DESCRIPTION OF THE TASK. Where a line contains the word "Share", copy that line.

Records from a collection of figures
--------------------

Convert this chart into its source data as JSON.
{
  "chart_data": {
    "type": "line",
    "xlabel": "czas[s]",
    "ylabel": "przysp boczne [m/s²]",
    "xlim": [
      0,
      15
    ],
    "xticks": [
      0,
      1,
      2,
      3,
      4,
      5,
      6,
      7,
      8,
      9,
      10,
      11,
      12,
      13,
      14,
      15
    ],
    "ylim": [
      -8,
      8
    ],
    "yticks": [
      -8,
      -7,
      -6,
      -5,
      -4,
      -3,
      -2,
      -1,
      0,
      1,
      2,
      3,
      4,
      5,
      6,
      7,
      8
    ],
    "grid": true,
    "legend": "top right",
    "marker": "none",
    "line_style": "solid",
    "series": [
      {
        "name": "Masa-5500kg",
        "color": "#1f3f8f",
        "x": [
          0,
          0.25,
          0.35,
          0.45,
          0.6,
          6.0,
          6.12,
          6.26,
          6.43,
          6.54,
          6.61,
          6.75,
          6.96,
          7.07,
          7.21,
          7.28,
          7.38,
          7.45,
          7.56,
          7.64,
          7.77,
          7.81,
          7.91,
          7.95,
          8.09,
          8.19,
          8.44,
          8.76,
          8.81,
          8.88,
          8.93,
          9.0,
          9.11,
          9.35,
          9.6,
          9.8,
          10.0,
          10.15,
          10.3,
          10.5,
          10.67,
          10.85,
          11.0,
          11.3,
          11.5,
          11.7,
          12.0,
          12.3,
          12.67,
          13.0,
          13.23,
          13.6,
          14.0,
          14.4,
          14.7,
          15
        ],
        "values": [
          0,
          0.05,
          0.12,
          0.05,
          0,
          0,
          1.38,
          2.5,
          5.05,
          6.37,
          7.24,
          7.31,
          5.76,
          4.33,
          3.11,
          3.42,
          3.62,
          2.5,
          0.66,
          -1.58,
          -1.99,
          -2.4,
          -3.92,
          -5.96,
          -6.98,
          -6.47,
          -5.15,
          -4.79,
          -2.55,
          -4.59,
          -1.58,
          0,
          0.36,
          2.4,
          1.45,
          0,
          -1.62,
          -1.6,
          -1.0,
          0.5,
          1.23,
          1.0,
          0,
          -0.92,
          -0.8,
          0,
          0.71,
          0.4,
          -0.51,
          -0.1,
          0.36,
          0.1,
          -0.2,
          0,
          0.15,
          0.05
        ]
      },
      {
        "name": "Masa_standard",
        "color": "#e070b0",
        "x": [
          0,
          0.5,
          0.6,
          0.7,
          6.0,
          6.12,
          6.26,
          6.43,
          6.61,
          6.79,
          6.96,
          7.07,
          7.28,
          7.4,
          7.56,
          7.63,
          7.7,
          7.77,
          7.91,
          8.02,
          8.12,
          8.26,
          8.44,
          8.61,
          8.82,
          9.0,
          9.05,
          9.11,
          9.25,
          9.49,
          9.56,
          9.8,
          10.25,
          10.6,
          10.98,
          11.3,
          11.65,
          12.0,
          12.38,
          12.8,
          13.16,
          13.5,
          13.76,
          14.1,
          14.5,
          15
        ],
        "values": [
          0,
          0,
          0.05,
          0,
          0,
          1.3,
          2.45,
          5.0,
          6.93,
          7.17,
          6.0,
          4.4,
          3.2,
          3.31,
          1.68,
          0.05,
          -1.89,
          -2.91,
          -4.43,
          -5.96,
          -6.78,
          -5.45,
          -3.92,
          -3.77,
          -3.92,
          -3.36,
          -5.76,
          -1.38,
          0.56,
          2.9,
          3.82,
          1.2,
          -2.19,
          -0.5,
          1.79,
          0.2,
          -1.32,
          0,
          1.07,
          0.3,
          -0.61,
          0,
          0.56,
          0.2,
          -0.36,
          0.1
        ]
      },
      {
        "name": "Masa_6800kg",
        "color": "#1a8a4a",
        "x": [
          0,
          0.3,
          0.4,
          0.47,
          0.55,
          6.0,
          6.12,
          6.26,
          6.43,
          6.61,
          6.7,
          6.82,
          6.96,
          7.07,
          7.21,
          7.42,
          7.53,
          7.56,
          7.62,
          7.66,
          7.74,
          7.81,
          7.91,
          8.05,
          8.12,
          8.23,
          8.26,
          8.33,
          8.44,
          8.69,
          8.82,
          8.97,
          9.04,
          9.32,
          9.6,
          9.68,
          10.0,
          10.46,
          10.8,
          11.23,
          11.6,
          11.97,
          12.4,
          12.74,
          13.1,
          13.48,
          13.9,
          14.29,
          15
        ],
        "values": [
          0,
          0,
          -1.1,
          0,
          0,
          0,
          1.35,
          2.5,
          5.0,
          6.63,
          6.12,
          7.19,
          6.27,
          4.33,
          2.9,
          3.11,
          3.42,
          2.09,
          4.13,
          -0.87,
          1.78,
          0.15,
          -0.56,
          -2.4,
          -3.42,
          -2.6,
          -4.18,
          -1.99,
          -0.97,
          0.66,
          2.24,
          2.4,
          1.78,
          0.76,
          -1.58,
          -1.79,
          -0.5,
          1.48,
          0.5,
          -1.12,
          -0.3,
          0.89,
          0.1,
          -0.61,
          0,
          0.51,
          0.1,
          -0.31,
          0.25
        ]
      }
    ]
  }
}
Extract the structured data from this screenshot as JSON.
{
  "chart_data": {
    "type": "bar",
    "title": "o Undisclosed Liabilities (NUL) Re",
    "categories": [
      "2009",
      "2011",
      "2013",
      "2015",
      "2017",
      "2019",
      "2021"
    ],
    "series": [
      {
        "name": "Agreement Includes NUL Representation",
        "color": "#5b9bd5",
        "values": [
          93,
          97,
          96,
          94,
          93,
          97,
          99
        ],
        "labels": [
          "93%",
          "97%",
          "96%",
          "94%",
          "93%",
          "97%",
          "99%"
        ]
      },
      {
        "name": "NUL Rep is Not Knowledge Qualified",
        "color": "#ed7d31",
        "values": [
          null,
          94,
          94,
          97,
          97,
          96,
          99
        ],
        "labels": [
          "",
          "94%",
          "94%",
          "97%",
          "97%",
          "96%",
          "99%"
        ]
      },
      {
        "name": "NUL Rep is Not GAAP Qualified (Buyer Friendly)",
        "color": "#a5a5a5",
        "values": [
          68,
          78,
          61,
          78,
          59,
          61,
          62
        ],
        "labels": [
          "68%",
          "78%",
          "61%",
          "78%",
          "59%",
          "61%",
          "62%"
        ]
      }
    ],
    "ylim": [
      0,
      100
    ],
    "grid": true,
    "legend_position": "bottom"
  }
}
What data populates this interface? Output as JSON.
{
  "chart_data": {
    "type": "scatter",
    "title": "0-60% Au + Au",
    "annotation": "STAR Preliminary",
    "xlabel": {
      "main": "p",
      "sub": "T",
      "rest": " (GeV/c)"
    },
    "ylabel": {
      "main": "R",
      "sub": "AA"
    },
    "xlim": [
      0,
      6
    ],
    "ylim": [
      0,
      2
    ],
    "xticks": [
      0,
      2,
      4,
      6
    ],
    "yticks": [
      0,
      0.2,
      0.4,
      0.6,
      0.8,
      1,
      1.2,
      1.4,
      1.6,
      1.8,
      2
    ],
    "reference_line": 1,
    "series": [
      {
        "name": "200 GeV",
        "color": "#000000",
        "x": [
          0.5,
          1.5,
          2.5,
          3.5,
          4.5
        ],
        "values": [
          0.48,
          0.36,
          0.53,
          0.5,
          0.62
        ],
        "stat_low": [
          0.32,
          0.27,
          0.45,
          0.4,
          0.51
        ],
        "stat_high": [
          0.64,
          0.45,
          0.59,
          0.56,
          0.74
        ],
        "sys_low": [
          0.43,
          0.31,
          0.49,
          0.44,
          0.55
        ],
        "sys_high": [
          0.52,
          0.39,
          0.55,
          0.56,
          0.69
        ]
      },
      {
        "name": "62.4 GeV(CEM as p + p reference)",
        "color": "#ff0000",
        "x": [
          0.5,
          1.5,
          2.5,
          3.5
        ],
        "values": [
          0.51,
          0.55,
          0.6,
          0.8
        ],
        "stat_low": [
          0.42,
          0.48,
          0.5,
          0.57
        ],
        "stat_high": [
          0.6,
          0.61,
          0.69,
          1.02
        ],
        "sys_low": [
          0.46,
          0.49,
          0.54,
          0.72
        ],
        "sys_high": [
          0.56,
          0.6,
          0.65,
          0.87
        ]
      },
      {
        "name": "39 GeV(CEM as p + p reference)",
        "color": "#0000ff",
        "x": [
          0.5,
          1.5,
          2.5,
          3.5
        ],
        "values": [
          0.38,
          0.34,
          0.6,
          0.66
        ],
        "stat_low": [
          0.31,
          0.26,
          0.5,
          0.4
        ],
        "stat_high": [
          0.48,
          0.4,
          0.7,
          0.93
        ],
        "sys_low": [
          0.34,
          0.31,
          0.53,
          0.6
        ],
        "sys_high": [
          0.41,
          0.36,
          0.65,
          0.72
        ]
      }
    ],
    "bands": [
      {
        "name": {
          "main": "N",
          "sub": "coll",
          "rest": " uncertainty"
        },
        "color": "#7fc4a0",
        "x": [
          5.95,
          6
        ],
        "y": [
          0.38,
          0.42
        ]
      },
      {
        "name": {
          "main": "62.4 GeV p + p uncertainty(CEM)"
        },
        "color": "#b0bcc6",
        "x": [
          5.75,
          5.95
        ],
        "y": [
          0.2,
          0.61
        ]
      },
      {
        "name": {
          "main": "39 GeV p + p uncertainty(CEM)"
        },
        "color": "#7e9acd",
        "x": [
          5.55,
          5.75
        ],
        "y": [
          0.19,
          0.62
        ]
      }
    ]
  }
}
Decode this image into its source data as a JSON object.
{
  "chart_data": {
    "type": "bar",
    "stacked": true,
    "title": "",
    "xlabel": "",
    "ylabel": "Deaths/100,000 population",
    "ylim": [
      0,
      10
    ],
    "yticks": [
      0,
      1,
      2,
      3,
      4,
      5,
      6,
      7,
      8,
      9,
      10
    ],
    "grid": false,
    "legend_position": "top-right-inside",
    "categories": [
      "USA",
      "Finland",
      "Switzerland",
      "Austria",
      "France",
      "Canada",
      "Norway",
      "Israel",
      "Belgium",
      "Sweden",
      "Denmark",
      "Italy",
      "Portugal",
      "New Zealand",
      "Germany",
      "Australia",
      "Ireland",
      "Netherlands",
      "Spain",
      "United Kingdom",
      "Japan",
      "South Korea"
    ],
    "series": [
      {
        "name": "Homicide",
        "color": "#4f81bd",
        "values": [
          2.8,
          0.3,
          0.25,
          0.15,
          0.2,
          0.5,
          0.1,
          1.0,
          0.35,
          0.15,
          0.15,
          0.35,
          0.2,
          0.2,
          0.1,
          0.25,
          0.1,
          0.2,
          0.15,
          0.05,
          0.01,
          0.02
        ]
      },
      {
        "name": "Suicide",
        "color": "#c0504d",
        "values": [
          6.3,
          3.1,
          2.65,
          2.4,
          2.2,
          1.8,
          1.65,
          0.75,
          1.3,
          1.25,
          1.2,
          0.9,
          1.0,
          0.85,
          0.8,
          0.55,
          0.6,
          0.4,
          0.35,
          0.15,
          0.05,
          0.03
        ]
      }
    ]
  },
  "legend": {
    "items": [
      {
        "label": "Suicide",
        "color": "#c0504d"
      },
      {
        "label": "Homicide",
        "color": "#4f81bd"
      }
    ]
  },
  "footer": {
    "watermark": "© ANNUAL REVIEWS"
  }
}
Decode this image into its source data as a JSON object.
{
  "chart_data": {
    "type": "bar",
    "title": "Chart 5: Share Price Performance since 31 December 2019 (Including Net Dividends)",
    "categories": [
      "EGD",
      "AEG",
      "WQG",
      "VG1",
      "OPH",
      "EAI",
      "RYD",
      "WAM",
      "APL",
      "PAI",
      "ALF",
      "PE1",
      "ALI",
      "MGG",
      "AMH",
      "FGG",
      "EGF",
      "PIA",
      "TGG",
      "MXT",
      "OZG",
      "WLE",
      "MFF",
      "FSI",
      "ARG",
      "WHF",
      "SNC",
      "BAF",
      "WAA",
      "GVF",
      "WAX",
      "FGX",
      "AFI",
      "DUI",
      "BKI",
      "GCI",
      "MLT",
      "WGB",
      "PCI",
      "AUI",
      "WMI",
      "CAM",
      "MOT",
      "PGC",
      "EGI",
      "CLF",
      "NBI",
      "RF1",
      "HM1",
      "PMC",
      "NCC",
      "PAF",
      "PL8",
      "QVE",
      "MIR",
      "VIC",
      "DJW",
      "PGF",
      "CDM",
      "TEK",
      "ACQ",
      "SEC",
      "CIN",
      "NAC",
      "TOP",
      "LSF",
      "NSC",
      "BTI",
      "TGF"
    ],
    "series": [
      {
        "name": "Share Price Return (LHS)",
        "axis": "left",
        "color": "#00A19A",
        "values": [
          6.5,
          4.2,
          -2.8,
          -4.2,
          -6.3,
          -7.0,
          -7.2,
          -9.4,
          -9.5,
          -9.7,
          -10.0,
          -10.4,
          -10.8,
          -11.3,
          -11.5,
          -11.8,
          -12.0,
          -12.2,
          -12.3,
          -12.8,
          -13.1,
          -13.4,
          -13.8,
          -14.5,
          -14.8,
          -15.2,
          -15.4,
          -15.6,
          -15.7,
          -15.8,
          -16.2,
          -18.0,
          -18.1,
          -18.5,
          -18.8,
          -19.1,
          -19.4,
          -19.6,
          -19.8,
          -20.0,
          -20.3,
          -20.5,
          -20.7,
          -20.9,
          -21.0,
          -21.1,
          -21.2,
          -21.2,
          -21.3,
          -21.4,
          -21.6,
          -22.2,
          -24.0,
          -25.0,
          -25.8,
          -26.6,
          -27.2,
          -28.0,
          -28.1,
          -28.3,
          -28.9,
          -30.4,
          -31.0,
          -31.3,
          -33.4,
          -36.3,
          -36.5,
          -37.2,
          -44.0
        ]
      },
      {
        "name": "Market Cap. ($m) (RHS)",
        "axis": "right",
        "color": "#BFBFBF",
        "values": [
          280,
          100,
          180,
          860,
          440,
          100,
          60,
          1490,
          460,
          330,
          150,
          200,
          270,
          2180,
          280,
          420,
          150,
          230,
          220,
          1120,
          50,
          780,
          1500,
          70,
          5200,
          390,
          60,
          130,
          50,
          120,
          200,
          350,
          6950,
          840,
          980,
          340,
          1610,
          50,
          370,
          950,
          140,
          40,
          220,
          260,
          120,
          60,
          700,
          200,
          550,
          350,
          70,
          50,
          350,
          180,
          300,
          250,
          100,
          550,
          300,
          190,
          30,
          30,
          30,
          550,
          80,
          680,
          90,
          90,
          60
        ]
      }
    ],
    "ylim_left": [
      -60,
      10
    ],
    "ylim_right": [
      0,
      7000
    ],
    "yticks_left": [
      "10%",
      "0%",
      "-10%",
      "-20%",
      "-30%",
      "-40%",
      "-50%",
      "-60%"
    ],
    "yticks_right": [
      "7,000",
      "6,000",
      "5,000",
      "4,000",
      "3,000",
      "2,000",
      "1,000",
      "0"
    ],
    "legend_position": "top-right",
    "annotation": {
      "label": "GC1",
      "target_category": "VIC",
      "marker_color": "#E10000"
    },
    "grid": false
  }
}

--------------------

WRITTEN SOLUTION.
    "title": "Chart 5: Share Price Performance since 31 December 2019 (Including Net Dividends)",
        "name": "Share Price Return (LHS)",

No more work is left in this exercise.